THE EXERCISE: Leave out the pictures and repeat every record exactly.

──────── THE INPUT

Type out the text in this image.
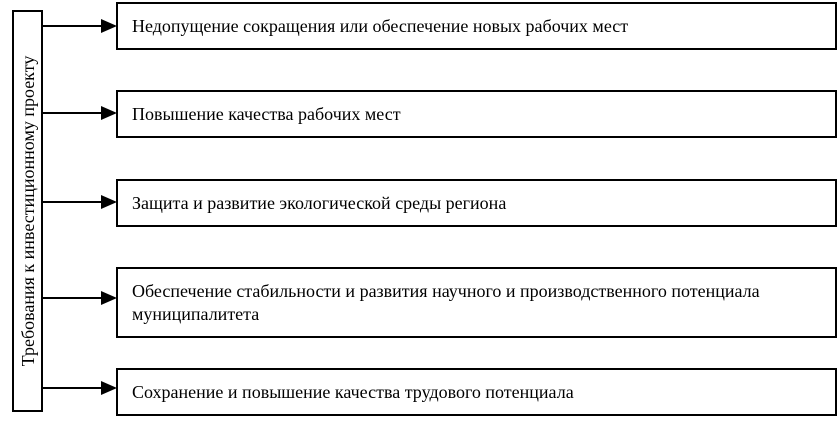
Требования к инвестиционному проекту
Недопущение сокращения или обеспечение новых рабочих мест
Повышение качества рабочих мест
Защита и развитие экологической среды региона
Обеспечение стабильности и развития научного и производственного потенциала муниципалитета
Сохранение и повышение качества трудового потенциала
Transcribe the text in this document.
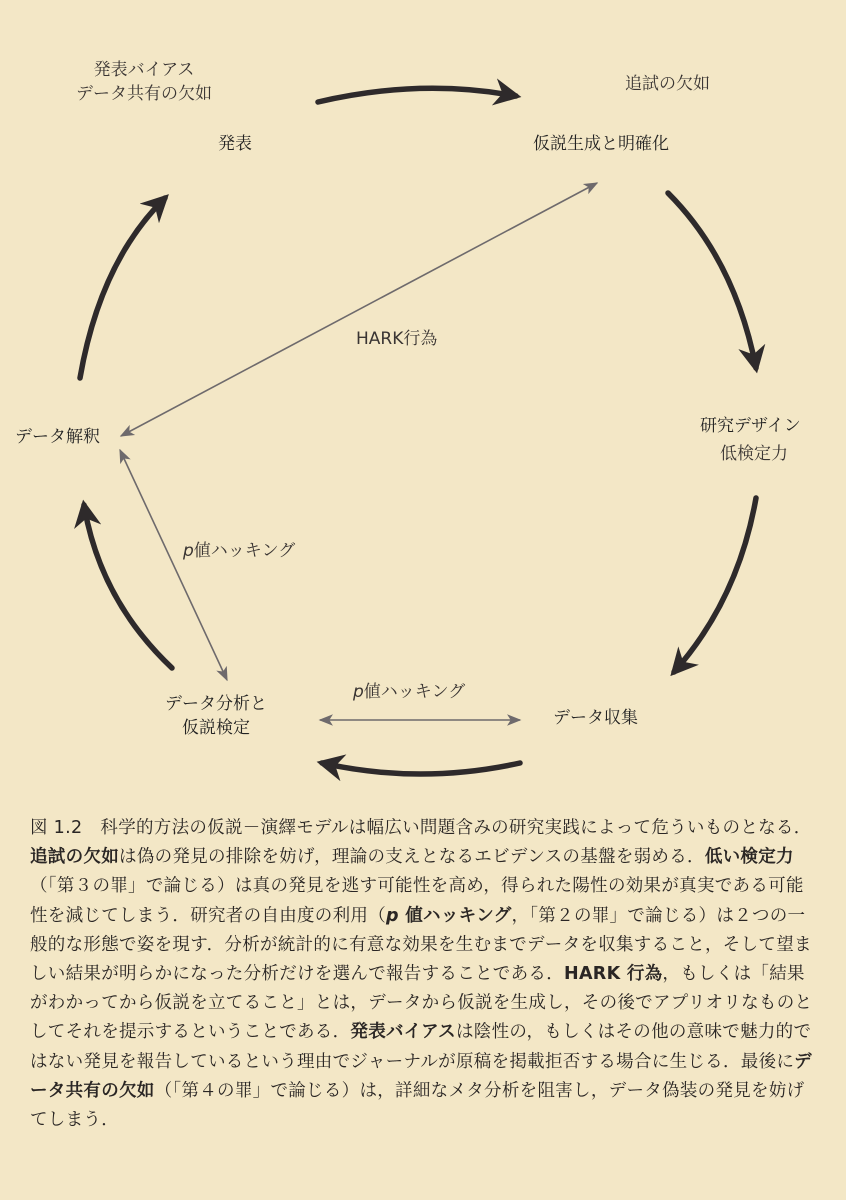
発表バイアス
データ共有の欠如	追試の欠如
低検定力
HARK行為
p値ハッキング
p値ハッキング
発表	仮説生成と明確化
研究デザイン
データ収集
データ分析と
仮説検定
データ解釈
図 1.2 科学的方法の仮説－演繹モデルは幅広い問題含みの研究実践によって危ういものとなる．追試の欠如は偽の発見の排除を妨げ，理論の支えとなるエビデンスの基盤を弱める．低い検定力（「第３の罪」で論じる）は真の発見を逃す可能性を高め，得られた陽性の効果が真実である可能性を減じてしまう．研究者の自由度の利用（p 値ハッキング，「第２の罪」で論じる）は２つの一般的な形態で姿を現す．分析が統計的に有意な効果を生むまでデータを収集すること，そして望ましい結果が明らかになった分析だけを選んで報告することである．HARK 行為，もしくは「結果がわかってから仮説を立てること」とは，データから仮説を生成し，その後でアプリオリなものとしてそれを提示するということである．発表バイアスは陰性の，もしくはその他の意味で魅力的ではない発見を報告しているという理由でジャーナルが原稿を掲載拒否する場合に生じる．最後にデータ共有の欠如（「第４の罪」で論じる）は，詳細なメタ分析を阻害し，データ偽装の発見を妨げてしまう．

────────────────

RESULT OF THE TASK:
Type out the text in this image.
Требования к инвестиционному проекту
Недопущение сокращения или обеспечение новых рабочих мест
Повышение качества рабочих мест
Защита и развитие экологической среды региона
Обеспечение стабильности и развития научного и производственного потенциала муниципалитета
Сохранение и повышение качества трудового потенциала
Transcribe the text in this document.
発表バイアス
データ共有の欠如	追試の欠如
低検定力
HARK行為
p値ハッキング
p値ハッキング
発表	仮説生成と明確化
研究デザイン
データ収集
データ分析と
仮説検定
データ解釈
図 1.2 科学的方法の仮説－演繹モデルは幅広い問題含みの研究実践によって危ういものとなる．追試の欠如は偽の発見の排除を妨げ，理論の支えとなるエビデンスの基盤を弱める．低い検定力（「第３の罪」で論じる）は真の発見を逃す可能性を高め，得られた陽性の効果が真実である可能性を減じてしまう．研究者の自由度の利用（p 値ハッキング，「第２の罪」で論じる）は２つの一般的な形態で姿を現す．分析が統計的に有意な効果を生むまでデータを収集すること，そして望ましい結果が明らかになった分析だけを選んで報告することである．HARK 行為，もしくは「結果がわかってから仮説を立てること」とは，データから仮説を生成し，その後でアプリオリなものとしてそれを提示するということである．発表バイアスは陰性の，もしくはその他の意味で魅力的ではない発見を報告しているという理由でジャーナルが原稿を掲載拒否する場合に生じる．最後にデータ共有の欠如（「第４の罪」で論じる）は，詳細なメタ分析を阻害し，データ偽装の発見を妨げてしまう．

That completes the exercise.